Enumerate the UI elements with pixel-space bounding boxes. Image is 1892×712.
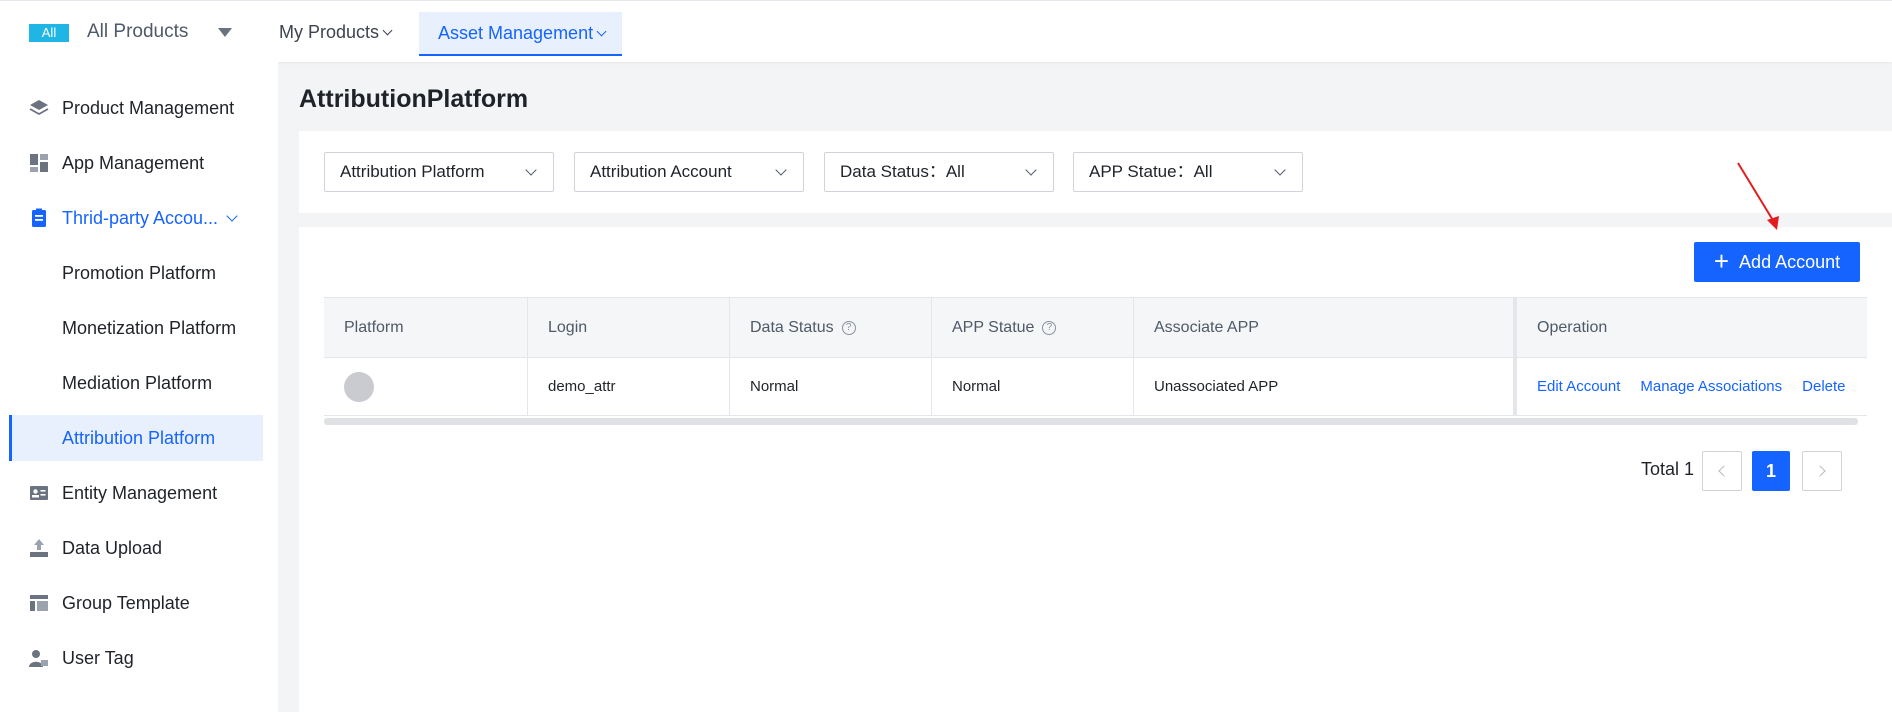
data-status-select[interactable]: Data Status：All bbox=[824, 152, 1054, 192]
upload-icon bbox=[30, 539, 48, 557]
sidebar: Product Management App Management Thrid-… bbox=[0, 62, 278, 712]
cell-login: demo_attr bbox=[528, 358, 730, 415]
cell-platform bbox=[324, 358, 528, 415]
sidebar-item-label: Entity Management bbox=[62, 482, 218, 503]
chevron-down-icon bbox=[1274, 164, 1286, 176]
select-value: Attribution Account bbox=[590, 162, 732, 181]
plus-icon: + bbox=[1713, 246, 1730, 276]
tab-asset-management-label: Asset Management bbox=[438, 23, 594, 43]
sidebar-item-label: Attribution Platform bbox=[62, 427, 216, 448]
tab-my-products[interactable]: My Products bbox=[279, 22, 393, 43]
header-app-statue: APP Statue? bbox=[932, 298, 1134, 357]
attribution-platform-select[interactable]: Attribution Platform bbox=[324, 152, 554, 192]
sidebar-item-data-upload[interactable]: Data Upload bbox=[0, 525, 263, 571]
app-grid-icon bbox=[30, 154, 48, 172]
chevron-right-icon bbox=[1814, 465, 1826, 477]
sidebar-item-monetization-platform[interactable]: Monetization Platform bbox=[0, 305, 263, 351]
page-title: AttributionPlatform bbox=[299, 85, 529, 113]
sidebar-item-promotion-platform[interactable]: Promotion Platform bbox=[0, 250, 263, 296]
sidebar-item-mediation-platform[interactable]: Mediation Platform bbox=[0, 360, 263, 406]
tab-my-products-label: My Products bbox=[279, 22, 380, 42]
help-icon[interactable]: ? bbox=[841, 320, 856, 335]
pagination-prev-button[interactable] bbox=[1702, 451, 1742, 491]
all-badge[interactable]: All bbox=[29, 24, 69, 42]
chevron-down-icon bbox=[382, 25, 393, 36]
add-account-label: Add Account bbox=[1739, 251, 1841, 272]
sidebar-item-label: User Tag bbox=[62, 647, 134, 668]
header-data-status: Data Status? bbox=[730, 298, 932, 357]
id-card-icon bbox=[30, 486, 48, 500]
table-header: Platform Login Data Status? APP Statue? … bbox=[324, 297, 1867, 358]
select-value: Attribution Platform bbox=[340, 162, 485, 181]
sidebar-item-label: Promotion Platform bbox=[62, 262, 217, 283]
layers-icon bbox=[29, 100, 49, 116]
caret-down-icon[interactable] bbox=[218, 28, 232, 37]
manage-associations-link[interactable]: Manage Associations bbox=[1640, 378, 1782, 395]
select-value: APP Statue：All bbox=[1089, 162, 1213, 181]
sidebar-item-label: Thrid-party Accou... bbox=[62, 207, 219, 228]
clipboard-icon bbox=[32, 208, 46, 227]
sidebar-item-label: Product Management bbox=[62, 97, 235, 118]
chevron-down-icon[interactable] bbox=[226, 210, 238, 222]
annotation-arrow-icon bbox=[1737, 162, 1779, 230]
cell-app-statue: Normal bbox=[932, 358, 1134, 415]
sidebar-item-product-management[interactable]: Product Management bbox=[0, 85, 263, 131]
header-label: Login bbox=[548, 318, 588, 336]
sidebar-item-label: App Management bbox=[62, 152, 205, 173]
pagination-total: Total 1 bbox=[1641, 459, 1695, 479]
cell-operation: Edit Account Manage Associations Delete bbox=[1514, 358, 1867, 415]
delete-link[interactable]: Delete bbox=[1802, 378, 1845, 395]
pagination-page-current[interactable]: 1 bbox=[1752, 451, 1790, 491]
attribution-account-select[interactable]: Attribution Account bbox=[574, 152, 804, 192]
help-icon[interactable]: ? bbox=[1042, 320, 1057, 335]
edit-account-link[interactable]: Edit Account bbox=[1537, 378, 1620, 395]
header-login: Login bbox=[528, 298, 730, 357]
platform-logo bbox=[344, 371, 374, 402]
tab-asset-management[interactable]: Asset Management bbox=[419, 12, 622, 56]
cell-associate-app: Unassociated APP bbox=[1134, 358, 1514, 415]
user-tag-icon bbox=[29, 650, 48, 667]
header-operation: Operation bbox=[1514, 298, 1867, 357]
top-navigation-bar: All All Products My Products Asset Manag… bbox=[0, 0, 1892, 62]
chevron-down-icon bbox=[596, 26, 607, 37]
add-account-button[interactable]: + Add Account bbox=[1694, 242, 1860, 282]
sidebar-item-label: Group Template bbox=[62, 592, 190, 613]
header-platform: Platform bbox=[324, 298, 528, 357]
chevron-down-icon bbox=[525, 164, 537, 176]
horizontal-scrollbar[interactable] bbox=[324, 418, 1858, 425]
app-statue-select[interactable]: APP Statue：All bbox=[1073, 152, 1303, 192]
chevron-left-icon bbox=[1718, 465, 1730, 477]
header-label: Platform bbox=[344, 318, 404, 336]
sidebar-item-user-tag[interactable]: User Tag bbox=[0, 635, 263, 681]
sidebar-item-attribution-platform[interactable]: Attribution Platform bbox=[9, 415, 263, 461]
header-associate-app: Associate APP bbox=[1134, 298, 1514, 357]
header-label: Operation bbox=[1537, 318, 1608, 336]
chevron-down-icon bbox=[1025, 164, 1037, 176]
sidebar-item-third-party-accounts[interactable]: Thrid-party Accou... bbox=[0, 195, 263, 241]
cell-data-status: Normal bbox=[730, 358, 932, 415]
table-row: demo_attr Normal Normal Unassociated APP… bbox=[324, 358, 1867, 416]
pagination-next-button[interactable] bbox=[1802, 451, 1842, 491]
select-value: Data Status：All bbox=[840, 162, 965, 181]
sidebar-item-label: Monetization Platform bbox=[62, 317, 237, 338]
sidebar-item-app-management[interactable]: App Management bbox=[0, 140, 263, 186]
sidebar-item-group-template[interactable]: Group Template bbox=[0, 580, 263, 626]
sidebar-item-label: Mediation Platform bbox=[62, 372, 213, 393]
sidebar-item-label: Data Upload bbox=[62, 537, 163, 558]
sidebar-item-entity-management[interactable]: Entity Management bbox=[0, 470, 263, 516]
header-label: APP Statue bbox=[952, 318, 1035, 336]
header-label: Associate APP bbox=[1154, 318, 1259, 336]
template-icon bbox=[30, 595, 48, 611]
all-products-selector[interactable]: All Products bbox=[87, 21, 188, 43]
header-label: Data Status bbox=[750, 318, 834, 336]
chevron-down-icon bbox=[775, 164, 787, 176]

• Stated task: Repeat all of the lines above, swapping "Data Upload" for "File Upload" and keeping everything else the same. Leave the pictures out.

• Answer to the exercise:
Enumerate the UI elements with pixel-space bounding boxes. Image is 1892×712.
data-status-select[interactable]: Data Status：All bbox=[824, 152, 1054, 192]
upload-icon bbox=[30, 539, 48, 557]
sidebar: Product Management App Management Thrid-… bbox=[0, 62, 278, 712]
cell-login: demo_attr bbox=[528, 358, 730, 415]
cell-platform bbox=[324, 358, 528, 415]
sidebar-item-label: Entity Management bbox=[62, 482, 218, 503]
chevron-down-icon bbox=[1274, 164, 1286, 176]
select-value: Attribution Account bbox=[590, 162, 732, 181]
plus-icon: + bbox=[1713, 246, 1730, 276]
tab-asset-management-label: Asset Management bbox=[438, 23, 594, 43]
sidebar-item-label: Attribution Platform bbox=[62, 427, 216, 448]
tab-my-products[interactable]: My Products bbox=[279, 22, 393, 43]
header-app-statue: APP Statue? bbox=[932, 298, 1134, 357]
attribution-platform-select[interactable]: Attribution Platform bbox=[324, 152, 554, 192]
sidebar-item-data-upload[interactable]: File Upload bbox=[0, 525, 263, 571]
app-grid-icon bbox=[30, 154, 48, 172]
chevron-right-icon bbox=[1814, 465, 1826, 477]
sidebar-item-monetization-platform[interactable]: Monetization Platform bbox=[0, 305, 263, 351]
page-title: AttributionPlatform bbox=[299, 85, 529, 113]
sidebar-item-promotion-platform[interactable]: Promotion Platform bbox=[0, 250, 263, 296]
sidebar-item-mediation-platform[interactable]: Mediation Platform bbox=[0, 360, 263, 406]
tab-my-products-label: My Products bbox=[279, 22, 380, 42]
help-icon[interactable]: ? bbox=[841, 320, 856, 335]
pagination-prev-button[interactable] bbox=[1702, 451, 1742, 491]
all-badge[interactable]: All bbox=[29, 24, 69, 42]
chevron-down-icon bbox=[382, 25, 393, 36]
add-account-label: Add Account bbox=[1739, 251, 1841, 272]
sidebar-item-label: User Tag bbox=[62, 647, 134, 668]
header-data-status: Data Status? bbox=[730, 298, 932, 357]
id-card-icon bbox=[30, 486, 48, 500]
table-header: Platform Login Data Status? APP Statue? … bbox=[324, 297, 1867, 358]
select-value: Attribution Platform bbox=[340, 162, 485, 181]
sidebar-item-label: Promotion Platform bbox=[62, 262, 217, 283]
layers-icon bbox=[29, 100, 49, 116]
caret-down-icon[interactable] bbox=[218, 28, 232, 37]
manage-associations-link[interactable]: Manage Associations bbox=[1640, 378, 1782, 395]
select-value: APP Statue：All bbox=[1089, 162, 1213, 181]
sidebar-item-label: Thrid-party Accou... bbox=[62, 207, 219, 228]
clipboard-icon bbox=[32, 208, 46, 227]
sidebar-item-label: Product Management bbox=[62, 97, 235, 118]
chevron-down-icon[interactable] bbox=[226, 210, 238, 222]
annotation-arrow-icon bbox=[1737, 162, 1779, 230]
cell-app-statue: Normal bbox=[932, 358, 1134, 415]
sidebar-item-product-management[interactable]: Product Management bbox=[0, 85, 263, 131]
header-label: Login bbox=[548, 318, 588, 336]
sidebar-item-label: App Management bbox=[62, 152, 205, 173]
pagination-total: Total 1 bbox=[1641, 459, 1695, 479]
cell-operation: Edit Account Manage Associations Delete bbox=[1514, 358, 1867, 415]
delete-link[interactable]: Delete bbox=[1802, 378, 1845, 395]
pagination-page-current[interactable]: 1 bbox=[1752, 451, 1790, 491]
attribution-account-select[interactable]: Attribution Account bbox=[574, 152, 804, 192]
help-icon[interactable]: ? bbox=[1042, 320, 1057, 335]
edit-account-link[interactable]: Edit Account bbox=[1537, 378, 1620, 395]
header-login: Login bbox=[528, 298, 730, 357]
platform-logo bbox=[344, 371, 374, 402]
tab-asset-management[interactable]: Asset Management bbox=[419, 12, 622, 56]
cell-associate-app: Unassociated APP bbox=[1134, 358, 1514, 415]
user-tag-icon bbox=[29, 650, 48, 667]
header-operation: Operation bbox=[1514, 298, 1867, 357]
top-navigation-bar: All All Products My Products Asset Manag… bbox=[0, 0, 1892, 62]
chevron-down-icon bbox=[596, 26, 607, 37]
add-account-button[interactable]: + Add Account bbox=[1694, 242, 1860, 282]
sidebar-item-label: Group Template bbox=[62, 592, 190, 613]
header-platform: Platform bbox=[324, 298, 528, 357]
chevron-down-icon bbox=[525, 164, 537, 176]
horizontal-scrollbar[interactable] bbox=[324, 418, 1858, 425]
app-statue-select[interactable]: APP Statue：All bbox=[1073, 152, 1303, 192]
chevron-left-icon bbox=[1718, 465, 1730, 477]
header-label: Platform bbox=[344, 318, 404, 336]
sidebar-item-user-tag[interactable]: User Tag bbox=[0, 635, 263, 681]
sidebar-item-attribution-platform[interactable]: Attribution Platform bbox=[9, 415, 263, 461]
header-associate-app: Associate APP bbox=[1134, 298, 1514, 357]
header-label: Operation bbox=[1537, 318, 1608, 336]
chevron-down-icon bbox=[1025, 164, 1037, 176]
sidebar-item-third-party-accounts[interactable]: Thrid-party Accou... bbox=[0, 195, 263, 241]
cell-data-status: Normal bbox=[730, 358, 932, 415]
table-row: demo_attr Normal Normal Unassociated APP… bbox=[324, 358, 1867, 416]
pagination-next-button[interactable] bbox=[1802, 451, 1842, 491]
select-value: Data Status：All bbox=[840, 162, 965, 181]
sidebar-item-label: Monetization Platform bbox=[62, 317, 237, 338]
sidebar-item-app-management[interactable]: App Management bbox=[0, 140, 263, 186]
sidebar-item-group-template[interactable]: Group Template bbox=[0, 580, 263, 626]
sidebar-item-label: Mediation Platform bbox=[62, 372, 213, 393]
sidebar-item-label: File Upload bbox=[62, 537, 163, 558]
sidebar-item-entity-management[interactable]: Entity Management bbox=[0, 470, 263, 516]
header-label: APP Statue bbox=[952, 318, 1035, 336]
header-label: Associate APP bbox=[1154, 318, 1259, 336]
template-icon bbox=[30, 595, 48, 611]
all-products-selector[interactable]: All Products bbox=[87, 21, 188, 43]
header-label: Data Status bbox=[750, 318, 834, 336]
chevron-down-icon bbox=[775, 164, 787, 176]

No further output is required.